**EXERCISE GOAL:** Search the records for "ритейлеров" and copy each line that holds it.
--- Begin INFORMATION SHOWN ---
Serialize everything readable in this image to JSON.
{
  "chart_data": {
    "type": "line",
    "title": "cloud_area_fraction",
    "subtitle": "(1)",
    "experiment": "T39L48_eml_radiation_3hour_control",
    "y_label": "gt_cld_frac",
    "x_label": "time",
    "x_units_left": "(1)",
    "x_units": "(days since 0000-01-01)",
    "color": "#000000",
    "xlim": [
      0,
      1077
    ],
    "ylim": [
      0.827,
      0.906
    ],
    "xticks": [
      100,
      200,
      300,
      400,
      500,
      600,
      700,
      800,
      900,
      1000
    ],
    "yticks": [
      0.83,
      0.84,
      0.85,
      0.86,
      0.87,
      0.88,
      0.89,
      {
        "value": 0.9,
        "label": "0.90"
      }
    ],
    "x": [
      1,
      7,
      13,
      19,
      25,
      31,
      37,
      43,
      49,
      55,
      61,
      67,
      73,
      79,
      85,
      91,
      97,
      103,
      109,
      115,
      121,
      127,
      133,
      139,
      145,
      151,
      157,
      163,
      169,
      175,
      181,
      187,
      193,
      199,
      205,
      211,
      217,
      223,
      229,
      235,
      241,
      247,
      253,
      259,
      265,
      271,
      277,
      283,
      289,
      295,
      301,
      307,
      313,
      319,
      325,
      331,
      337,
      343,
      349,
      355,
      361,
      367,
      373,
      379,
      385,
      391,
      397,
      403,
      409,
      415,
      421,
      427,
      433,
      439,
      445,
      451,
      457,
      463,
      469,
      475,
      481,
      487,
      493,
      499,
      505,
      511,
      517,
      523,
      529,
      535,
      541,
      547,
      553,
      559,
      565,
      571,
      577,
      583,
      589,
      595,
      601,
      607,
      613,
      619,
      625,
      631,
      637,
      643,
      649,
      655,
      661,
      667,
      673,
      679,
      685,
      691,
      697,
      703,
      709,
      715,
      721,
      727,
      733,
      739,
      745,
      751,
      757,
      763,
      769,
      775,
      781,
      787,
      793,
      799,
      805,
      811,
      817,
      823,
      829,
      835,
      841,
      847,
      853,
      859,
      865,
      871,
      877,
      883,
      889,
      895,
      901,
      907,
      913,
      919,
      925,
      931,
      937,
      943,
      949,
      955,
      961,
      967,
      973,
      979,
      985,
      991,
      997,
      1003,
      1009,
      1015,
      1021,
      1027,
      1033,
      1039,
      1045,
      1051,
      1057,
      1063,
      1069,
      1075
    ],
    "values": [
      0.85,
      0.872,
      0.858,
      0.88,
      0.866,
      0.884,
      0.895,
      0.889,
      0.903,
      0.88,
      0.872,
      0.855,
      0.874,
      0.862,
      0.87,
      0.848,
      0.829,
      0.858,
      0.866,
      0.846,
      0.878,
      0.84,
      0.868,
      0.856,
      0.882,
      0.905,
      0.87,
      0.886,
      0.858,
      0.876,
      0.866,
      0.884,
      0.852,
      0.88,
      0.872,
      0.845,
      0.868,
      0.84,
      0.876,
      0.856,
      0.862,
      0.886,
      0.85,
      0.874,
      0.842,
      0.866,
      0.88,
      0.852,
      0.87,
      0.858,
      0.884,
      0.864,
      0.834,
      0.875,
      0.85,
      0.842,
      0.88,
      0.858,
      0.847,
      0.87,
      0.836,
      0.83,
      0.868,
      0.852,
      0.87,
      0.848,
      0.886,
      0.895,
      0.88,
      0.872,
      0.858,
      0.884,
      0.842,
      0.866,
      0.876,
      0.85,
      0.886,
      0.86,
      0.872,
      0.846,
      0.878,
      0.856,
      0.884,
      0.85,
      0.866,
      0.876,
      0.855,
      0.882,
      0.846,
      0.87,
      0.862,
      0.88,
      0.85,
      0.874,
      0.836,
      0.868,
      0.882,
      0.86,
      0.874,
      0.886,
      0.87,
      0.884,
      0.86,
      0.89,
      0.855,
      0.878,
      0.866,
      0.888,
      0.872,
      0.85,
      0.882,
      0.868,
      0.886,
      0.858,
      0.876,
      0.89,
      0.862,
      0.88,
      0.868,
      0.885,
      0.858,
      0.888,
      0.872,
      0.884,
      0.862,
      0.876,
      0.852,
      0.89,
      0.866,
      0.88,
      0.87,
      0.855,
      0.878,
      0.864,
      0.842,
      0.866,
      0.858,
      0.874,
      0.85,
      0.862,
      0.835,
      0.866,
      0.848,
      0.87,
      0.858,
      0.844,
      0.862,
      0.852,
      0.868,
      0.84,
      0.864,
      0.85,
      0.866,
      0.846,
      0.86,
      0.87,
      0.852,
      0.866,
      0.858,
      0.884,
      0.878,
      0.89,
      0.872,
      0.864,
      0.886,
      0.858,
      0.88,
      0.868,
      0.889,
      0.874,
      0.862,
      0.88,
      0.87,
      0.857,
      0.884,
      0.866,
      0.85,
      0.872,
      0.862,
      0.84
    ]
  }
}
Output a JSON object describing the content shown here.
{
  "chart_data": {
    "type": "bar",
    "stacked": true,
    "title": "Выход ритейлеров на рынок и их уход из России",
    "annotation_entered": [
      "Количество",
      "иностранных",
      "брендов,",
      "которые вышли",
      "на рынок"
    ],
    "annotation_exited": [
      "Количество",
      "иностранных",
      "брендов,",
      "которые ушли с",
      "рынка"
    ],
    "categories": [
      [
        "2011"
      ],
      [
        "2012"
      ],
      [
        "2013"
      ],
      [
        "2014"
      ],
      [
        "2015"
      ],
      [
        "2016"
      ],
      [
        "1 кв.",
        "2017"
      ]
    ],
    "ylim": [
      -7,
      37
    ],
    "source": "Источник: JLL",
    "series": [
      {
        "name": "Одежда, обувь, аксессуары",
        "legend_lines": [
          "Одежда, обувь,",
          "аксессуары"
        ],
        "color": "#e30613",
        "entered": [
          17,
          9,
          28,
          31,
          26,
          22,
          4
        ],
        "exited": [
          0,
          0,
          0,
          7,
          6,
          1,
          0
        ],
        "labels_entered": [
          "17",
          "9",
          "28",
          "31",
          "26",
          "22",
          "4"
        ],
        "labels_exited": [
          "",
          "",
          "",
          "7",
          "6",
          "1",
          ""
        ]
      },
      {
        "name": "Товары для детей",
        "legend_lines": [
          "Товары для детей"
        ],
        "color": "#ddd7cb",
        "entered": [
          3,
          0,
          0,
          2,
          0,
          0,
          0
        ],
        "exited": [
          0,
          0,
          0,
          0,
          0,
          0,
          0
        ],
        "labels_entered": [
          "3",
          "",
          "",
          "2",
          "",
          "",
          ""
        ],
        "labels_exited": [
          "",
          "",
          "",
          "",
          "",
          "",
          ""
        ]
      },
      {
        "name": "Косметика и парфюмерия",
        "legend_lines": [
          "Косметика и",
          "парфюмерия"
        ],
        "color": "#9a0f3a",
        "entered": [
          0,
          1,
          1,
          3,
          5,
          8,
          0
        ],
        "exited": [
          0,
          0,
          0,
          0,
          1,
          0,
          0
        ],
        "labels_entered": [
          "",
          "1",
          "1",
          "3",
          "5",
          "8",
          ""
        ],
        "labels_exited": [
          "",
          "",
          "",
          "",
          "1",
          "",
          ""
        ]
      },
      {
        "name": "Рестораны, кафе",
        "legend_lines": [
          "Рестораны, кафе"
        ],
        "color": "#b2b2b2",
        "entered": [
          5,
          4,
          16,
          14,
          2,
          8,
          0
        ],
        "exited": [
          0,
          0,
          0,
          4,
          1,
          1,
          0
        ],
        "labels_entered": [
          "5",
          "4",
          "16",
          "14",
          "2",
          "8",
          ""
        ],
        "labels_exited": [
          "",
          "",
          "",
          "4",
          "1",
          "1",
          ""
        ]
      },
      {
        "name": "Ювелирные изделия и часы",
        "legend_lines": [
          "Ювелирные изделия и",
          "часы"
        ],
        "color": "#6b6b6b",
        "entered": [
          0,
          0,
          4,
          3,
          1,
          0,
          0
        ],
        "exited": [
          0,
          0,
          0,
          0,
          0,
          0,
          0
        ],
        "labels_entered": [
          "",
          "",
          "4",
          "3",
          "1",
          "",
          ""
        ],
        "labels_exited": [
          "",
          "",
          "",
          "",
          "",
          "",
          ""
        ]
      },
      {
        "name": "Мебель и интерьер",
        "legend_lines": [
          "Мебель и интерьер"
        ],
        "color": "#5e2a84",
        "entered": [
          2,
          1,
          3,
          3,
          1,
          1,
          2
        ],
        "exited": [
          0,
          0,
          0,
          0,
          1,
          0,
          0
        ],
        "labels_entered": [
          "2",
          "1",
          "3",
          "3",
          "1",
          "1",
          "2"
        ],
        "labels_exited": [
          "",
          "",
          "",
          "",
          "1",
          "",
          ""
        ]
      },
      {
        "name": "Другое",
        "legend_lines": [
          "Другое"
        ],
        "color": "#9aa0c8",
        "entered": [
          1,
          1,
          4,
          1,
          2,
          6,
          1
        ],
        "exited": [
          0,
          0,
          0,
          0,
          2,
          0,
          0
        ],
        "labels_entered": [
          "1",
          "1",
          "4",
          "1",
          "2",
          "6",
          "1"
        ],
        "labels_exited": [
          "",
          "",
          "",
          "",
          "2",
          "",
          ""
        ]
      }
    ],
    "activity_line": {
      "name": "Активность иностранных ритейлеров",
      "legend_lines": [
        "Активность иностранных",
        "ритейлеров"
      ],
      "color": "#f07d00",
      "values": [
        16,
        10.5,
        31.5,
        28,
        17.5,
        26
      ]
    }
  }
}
--- End INFORMATION SHOWN ---
**SOLUTION BELOW:**
    "title": "Выход ритейлеров на рынок и их уход из России",
      "name": "Активность иностранных ритейлеров",
        "ритейлеров"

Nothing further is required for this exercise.